==== LISTED ENTRIES ====
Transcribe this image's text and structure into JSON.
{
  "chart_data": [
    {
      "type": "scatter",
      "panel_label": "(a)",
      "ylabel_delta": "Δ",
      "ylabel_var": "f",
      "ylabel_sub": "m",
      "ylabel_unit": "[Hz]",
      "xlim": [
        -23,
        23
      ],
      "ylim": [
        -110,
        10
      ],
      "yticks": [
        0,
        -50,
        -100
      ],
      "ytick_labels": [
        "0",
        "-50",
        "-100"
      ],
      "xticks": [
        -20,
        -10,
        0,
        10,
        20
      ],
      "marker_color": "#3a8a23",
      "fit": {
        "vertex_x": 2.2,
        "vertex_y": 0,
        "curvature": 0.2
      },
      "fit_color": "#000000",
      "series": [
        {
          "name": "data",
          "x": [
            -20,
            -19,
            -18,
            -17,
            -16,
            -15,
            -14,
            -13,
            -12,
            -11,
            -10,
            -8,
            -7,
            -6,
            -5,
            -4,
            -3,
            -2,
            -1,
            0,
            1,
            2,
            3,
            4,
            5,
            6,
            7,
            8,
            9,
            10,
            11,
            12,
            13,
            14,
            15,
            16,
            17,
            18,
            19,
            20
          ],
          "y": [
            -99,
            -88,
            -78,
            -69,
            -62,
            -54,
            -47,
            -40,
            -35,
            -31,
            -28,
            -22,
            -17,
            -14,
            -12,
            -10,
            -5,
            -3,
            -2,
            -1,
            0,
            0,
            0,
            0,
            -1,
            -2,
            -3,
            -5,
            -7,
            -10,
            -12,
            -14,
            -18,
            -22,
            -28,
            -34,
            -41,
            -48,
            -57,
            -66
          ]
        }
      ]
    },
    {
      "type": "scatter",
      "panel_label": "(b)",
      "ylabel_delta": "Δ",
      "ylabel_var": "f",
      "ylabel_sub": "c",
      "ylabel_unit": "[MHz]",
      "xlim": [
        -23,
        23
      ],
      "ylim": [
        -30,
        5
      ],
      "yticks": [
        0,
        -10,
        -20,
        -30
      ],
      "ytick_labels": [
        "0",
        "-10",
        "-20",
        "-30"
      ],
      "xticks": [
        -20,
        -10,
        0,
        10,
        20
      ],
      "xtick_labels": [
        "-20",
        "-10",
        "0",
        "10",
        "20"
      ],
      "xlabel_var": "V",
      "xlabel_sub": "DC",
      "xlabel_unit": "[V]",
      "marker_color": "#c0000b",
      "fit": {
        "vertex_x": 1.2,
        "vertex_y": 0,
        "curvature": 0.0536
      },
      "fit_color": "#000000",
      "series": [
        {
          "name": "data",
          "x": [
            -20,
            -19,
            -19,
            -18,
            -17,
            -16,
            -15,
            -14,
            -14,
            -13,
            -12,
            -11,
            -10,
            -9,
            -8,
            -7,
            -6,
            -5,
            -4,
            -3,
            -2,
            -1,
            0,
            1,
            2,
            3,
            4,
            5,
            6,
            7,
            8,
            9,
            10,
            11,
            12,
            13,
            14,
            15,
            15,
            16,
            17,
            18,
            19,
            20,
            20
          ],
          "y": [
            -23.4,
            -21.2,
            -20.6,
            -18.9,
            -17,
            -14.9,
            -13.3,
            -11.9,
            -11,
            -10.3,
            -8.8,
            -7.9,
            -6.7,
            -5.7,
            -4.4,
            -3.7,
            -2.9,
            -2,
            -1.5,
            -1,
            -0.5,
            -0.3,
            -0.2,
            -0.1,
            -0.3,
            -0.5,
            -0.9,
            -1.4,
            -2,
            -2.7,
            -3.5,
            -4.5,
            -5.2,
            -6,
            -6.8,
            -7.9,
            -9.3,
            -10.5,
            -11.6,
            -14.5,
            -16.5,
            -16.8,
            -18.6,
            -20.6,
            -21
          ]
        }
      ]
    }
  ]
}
====
Extract each line of the material exactly as it stands.

### ANSWER BELOW
Transcribe this image's text and structure into JSON.
{
  "chart_data": [
    {
      "type": "scatter",
      "panel_label": "(a)",
      "ylabel_delta": "Δ",
      "ylabel_var": "f",
      "ylabel_sub": "m",
      "ylabel_unit": "[Hz]",
      "xlim": [
        -23,
        23
      ],
      "ylim": [
        -110,
        10
      ],
      "yticks": [
        0,
        -50,
        -100
      ],
      "ytick_labels": [
        "0",
        "-50",
        "-100"
      ],
      "xticks": [
        -20,
        -10,
        0,
        10,
        20
      ],
      "marker_color": "#3a8a23",
      "fit": {
        "vertex_x": 2.2,
        "vertex_y": 0,
        "curvature": 0.2
      },
      "fit_color": "#000000",
      "series": [
        {
          "name": "data",
          "x": [
            -20,
            -19,
            -18,
            -17,
            -16,
            -15,
            -14,
            -13,
            -12,
            -11,
            -10,
            -8,
            -7,
            -6,
            -5,
            -4,
            -3,
            -2,
            -1,
            0,
            1,
            2,
            3,
            4,
            5,
            6,
            7,
            8,
            9,
            10,
            11,
            12,
            13,
            14,
            15,
            16,
            17,
            18,
            19,
            20
          ],
          "y": [
            -99,
            -88,
            -78,
            -69,
            -62,
            -54,
            -47,
            -40,
            -35,
            -31,
            -28,
            -22,
            -17,
            -14,
            -12,
            -10,
            -5,
            -3,
            -2,
            -1,
            0,
            0,
            0,
            0,
            -1,
            -2,
            -3,
            -5,
            -7,
            -10,
            -12,
            -14,
            -18,
            -22,
            -28,
            -34,
            -41,
            -48,
            -57,
            -66
          ]
        }
      ]
    },
    {
      "type": "scatter",
      "panel_label": "(b)",
      "ylabel_delta": "Δ",
      "ylabel_var": "f",
      "ylabel_sub": "c",
      "ylabel_unit": "[MHz]",
      "xlim": [
        -23,
        23
      ],
      "ylim": [
        -30,
        5
      ],
      "yticks": [
        0,
        -10,
        -20,
        -30
      ],
      "ytick_labels": [
        "0",
        "-10",
        "-20",
        "-30"
      ],
      "xticks": [
        -20,
        -10,
        0,
        10,
        20
      ],
      "xtick_labels": [
        "-20",
        "-10",
        "0",
        "10",
        "20"
      ],
      "xlabel_var": "V",
      "xlabel_sub": "DC",
      "xlabel_unit": "[V]",
      "marker_color": "#c0000b",
      "fit": {
        "vertex_x": 1.2,
        "vertex_y": 0,
        "curvature": 0.0536
      },
      "fit_color": "#000000",
      "series": [
        {
          "name": "data",
          "x": [
            -20,
            -19,
            -19,
            -18,
            -17,
            -16,
            -15,
            -14,
            -14,
            -13,
            -12,
            -11,
            -10,
            -9,
            -8,
            -7,
            -6,
            -5,
            -4,
            -3,
            -2,
            -1,
            0,
            1,
            2,
            3,
            4,
            5,
            6,
            7,
            8,
            9,
            10,
            11,
            12,
            13,
            14,
            15,
            15,
            16,
            17,
            18,
            19,
            20,
            20
          ],
          "y": [
            -23.4,
            -21.2,
            -20.6,
            -18.9,
            -17,
            -14.9,
            -13.3,
            -11.9,
            -11,
            -10.3,
            -8.8,
            -7.9,
            -6.7,
            -5.7,
            -4.4,
            -3.7,
            -2.9,
            -2,
            -1.5,
            -1,
            -0.5,
            -0.3,
            -0.2,
            -0.1,
            -0.3,
            -0.5,
            -0.9,
            -1.4,
            -2,
            -2.7,
            -3.5,
            -4.5,
            -5.2,
            -6,
            -6.8,
            -7.9,
            -9.3,
            -10.5,
            -11.6,
            -14.5,
            -16.5,
            -16.8,
            -18.6,
            -20.6,
            -21
          ]
        }
      ]
    }
  ]
}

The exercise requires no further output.